● **EXERCISE INPUT**:
▼▼▼

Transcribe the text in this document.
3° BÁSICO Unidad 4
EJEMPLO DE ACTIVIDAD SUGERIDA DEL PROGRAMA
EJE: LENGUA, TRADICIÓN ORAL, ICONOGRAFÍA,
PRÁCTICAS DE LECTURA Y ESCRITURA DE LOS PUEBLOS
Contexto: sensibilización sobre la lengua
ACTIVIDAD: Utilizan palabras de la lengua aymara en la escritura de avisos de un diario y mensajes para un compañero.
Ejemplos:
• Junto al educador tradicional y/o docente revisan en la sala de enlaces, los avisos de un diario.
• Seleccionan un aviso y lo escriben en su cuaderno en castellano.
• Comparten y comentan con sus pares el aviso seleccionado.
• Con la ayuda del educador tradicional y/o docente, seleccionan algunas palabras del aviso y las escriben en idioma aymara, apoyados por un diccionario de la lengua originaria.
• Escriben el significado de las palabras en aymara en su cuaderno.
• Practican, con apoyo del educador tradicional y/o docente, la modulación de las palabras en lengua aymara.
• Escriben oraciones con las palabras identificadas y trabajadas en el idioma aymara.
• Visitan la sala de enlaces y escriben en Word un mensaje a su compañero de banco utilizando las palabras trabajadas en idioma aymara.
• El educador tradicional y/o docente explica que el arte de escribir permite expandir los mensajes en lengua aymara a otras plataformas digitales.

▲▲▲
▼▼▼

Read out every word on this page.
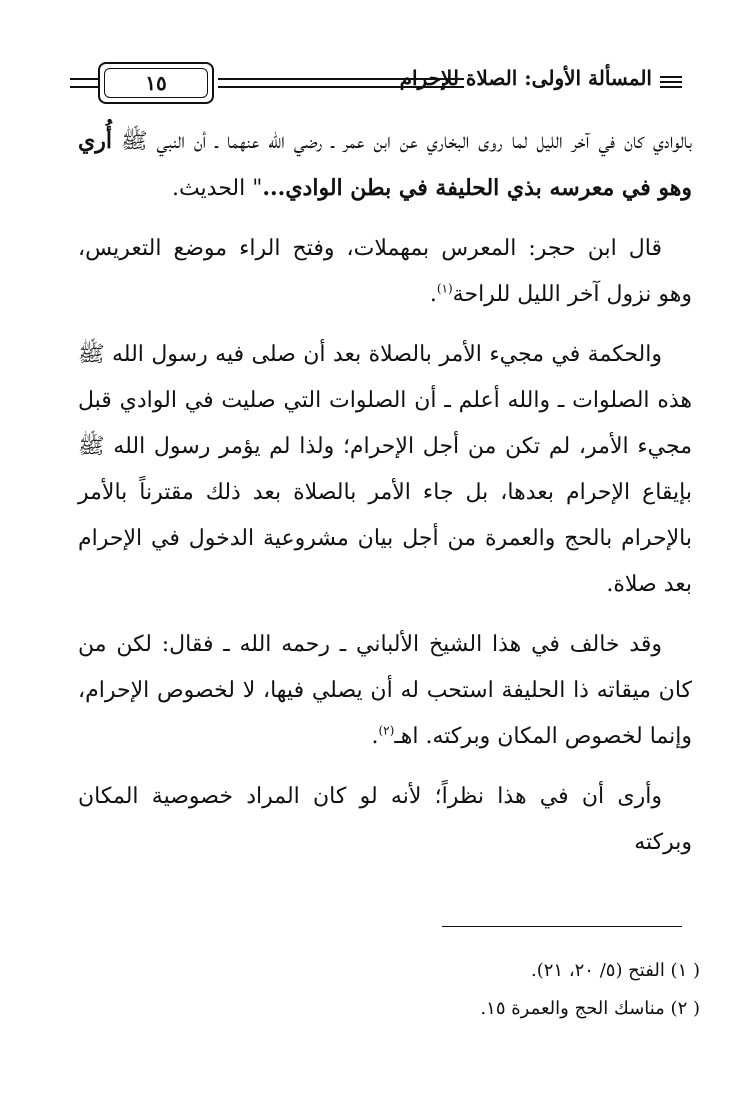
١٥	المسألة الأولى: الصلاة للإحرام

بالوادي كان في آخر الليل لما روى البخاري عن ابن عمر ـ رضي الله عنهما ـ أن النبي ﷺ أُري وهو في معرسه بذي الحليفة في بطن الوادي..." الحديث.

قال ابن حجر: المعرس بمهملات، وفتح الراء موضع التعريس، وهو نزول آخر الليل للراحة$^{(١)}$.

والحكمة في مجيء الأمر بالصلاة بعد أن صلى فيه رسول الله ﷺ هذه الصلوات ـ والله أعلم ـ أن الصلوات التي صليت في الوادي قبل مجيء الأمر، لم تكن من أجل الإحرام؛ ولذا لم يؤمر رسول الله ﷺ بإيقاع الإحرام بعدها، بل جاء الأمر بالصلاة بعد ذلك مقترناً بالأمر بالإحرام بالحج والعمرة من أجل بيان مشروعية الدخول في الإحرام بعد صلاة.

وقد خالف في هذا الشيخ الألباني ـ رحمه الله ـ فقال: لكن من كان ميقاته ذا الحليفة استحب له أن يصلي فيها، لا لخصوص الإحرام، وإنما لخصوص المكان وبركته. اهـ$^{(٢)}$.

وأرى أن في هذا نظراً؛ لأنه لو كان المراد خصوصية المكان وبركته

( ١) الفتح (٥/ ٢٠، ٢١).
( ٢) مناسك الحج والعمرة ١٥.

▲▲▲
▼▼▼

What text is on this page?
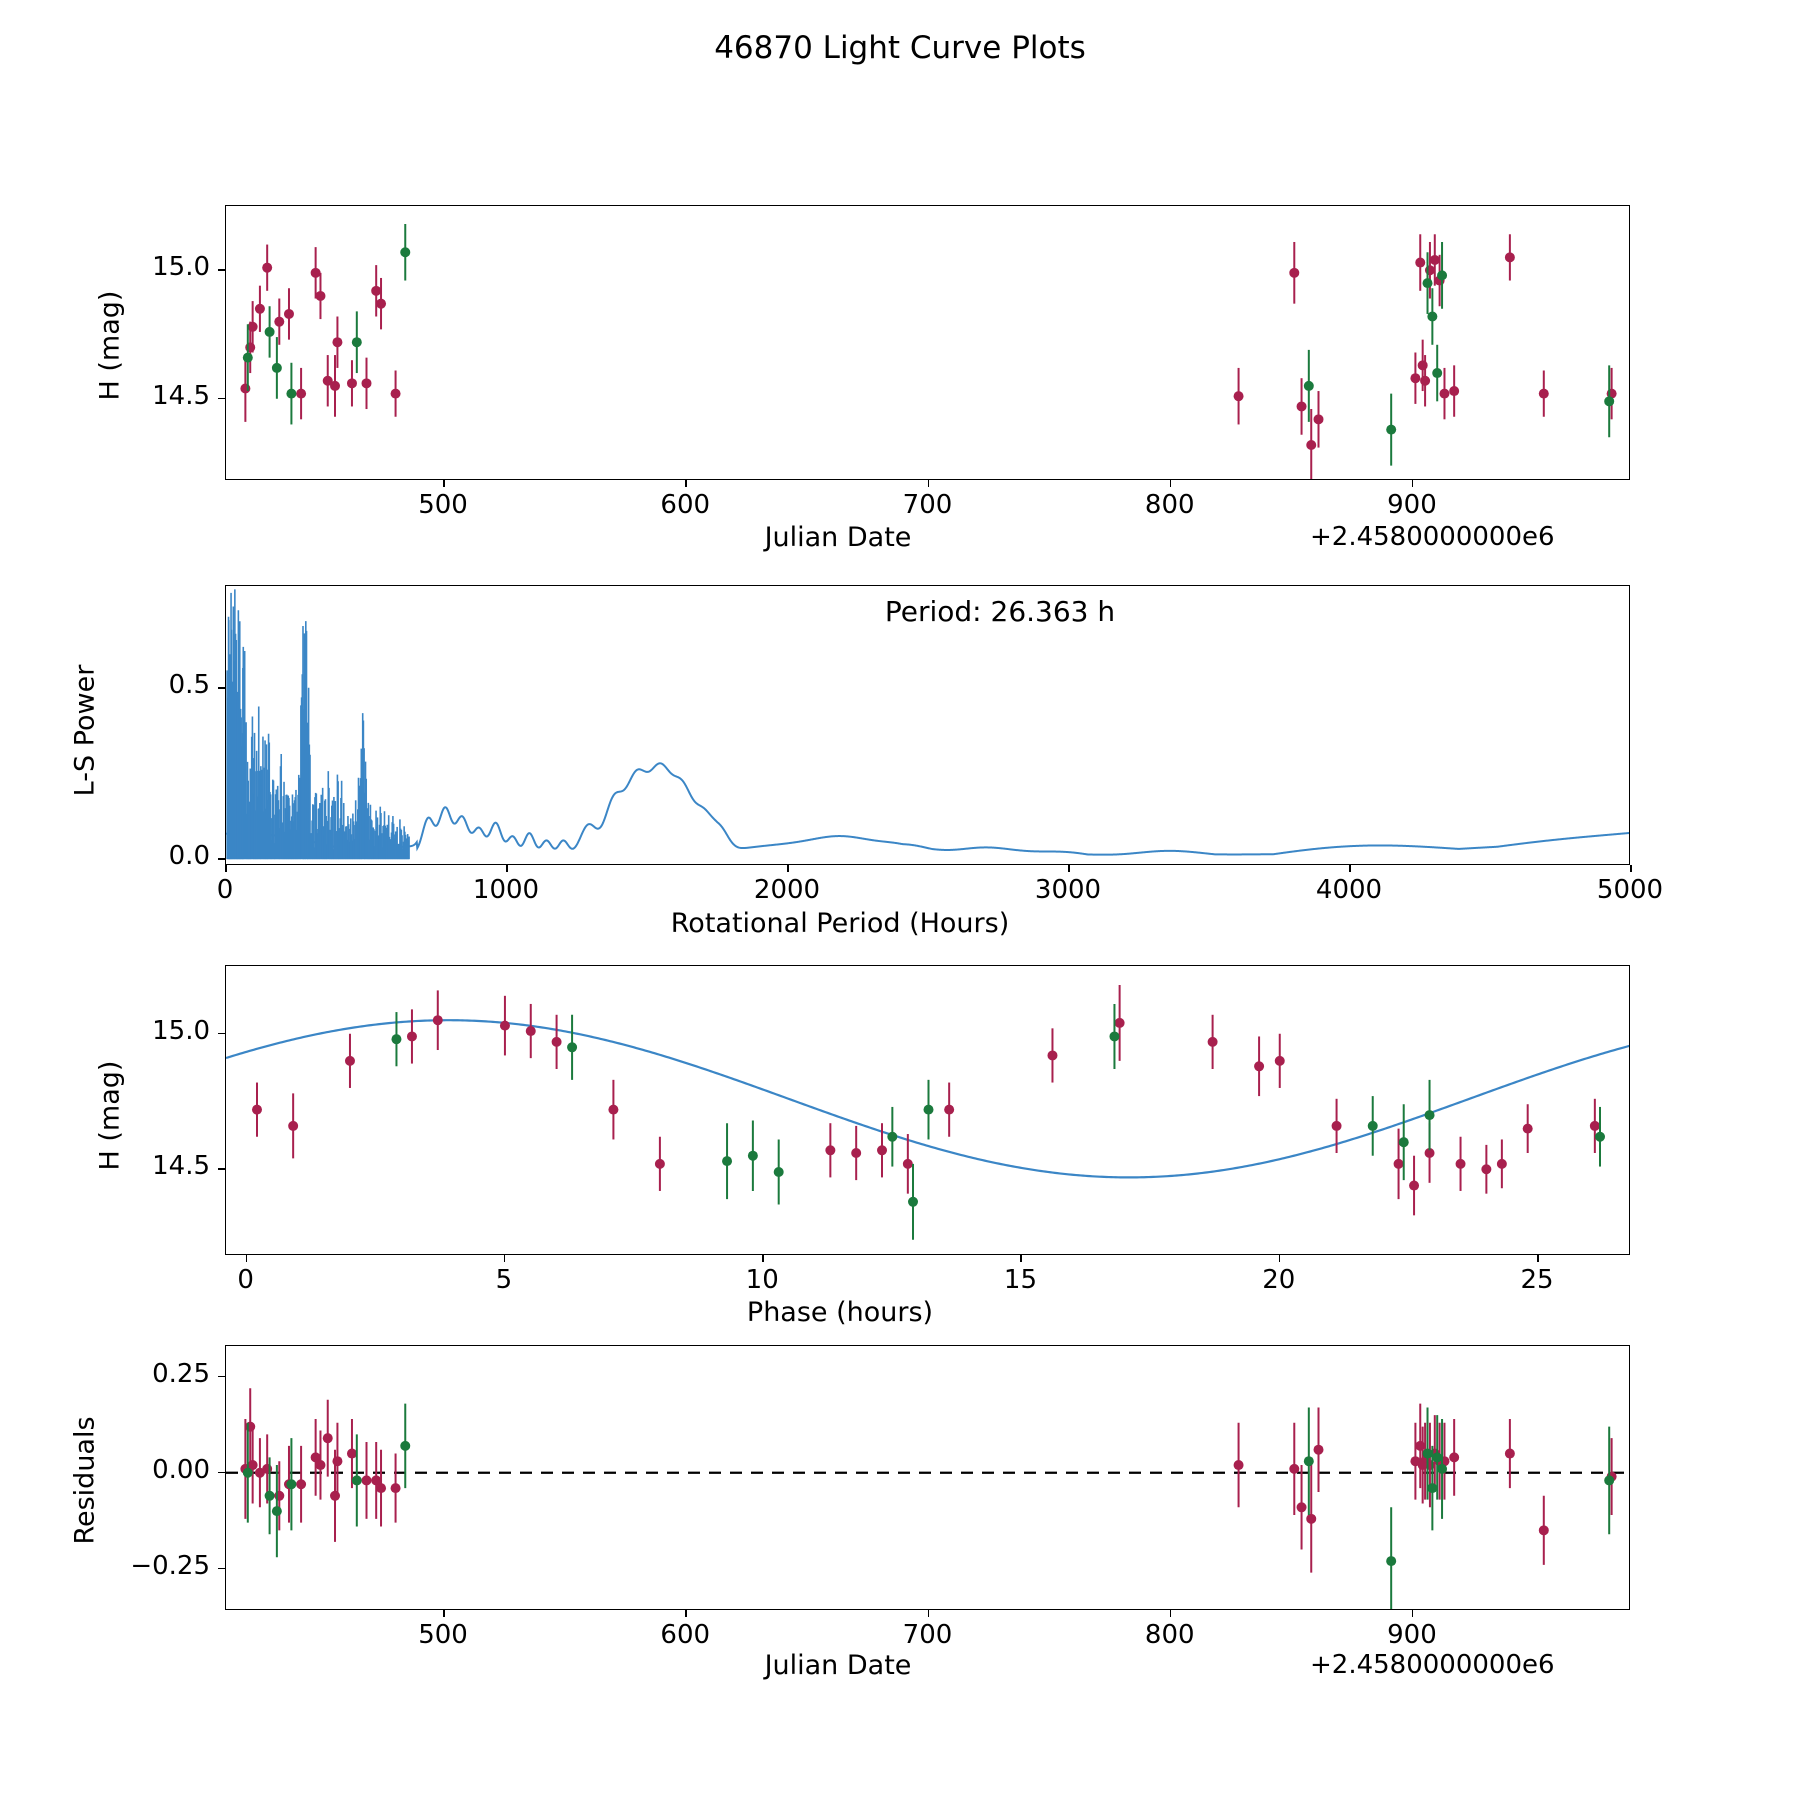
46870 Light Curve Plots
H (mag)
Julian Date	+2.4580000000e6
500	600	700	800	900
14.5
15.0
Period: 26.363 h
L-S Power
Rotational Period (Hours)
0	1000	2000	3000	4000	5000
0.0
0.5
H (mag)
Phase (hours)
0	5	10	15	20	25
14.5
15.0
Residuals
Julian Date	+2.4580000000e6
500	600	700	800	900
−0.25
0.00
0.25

▲▲▲

● **GOAL OF THE EXERCISE**: Show the lines that mention the word "mensajes".

● **REPLY TO THE EXERCISE**:
ACTIVIDAD: Utilizan palabras de la lengua aymara en la escritura de avisos de un diario y mensajes para un compañero.
• El educador tradicional y/o docente explica que el arte de escribir permite expandir los mensajes en lengua aymara a otras plataformas digitales.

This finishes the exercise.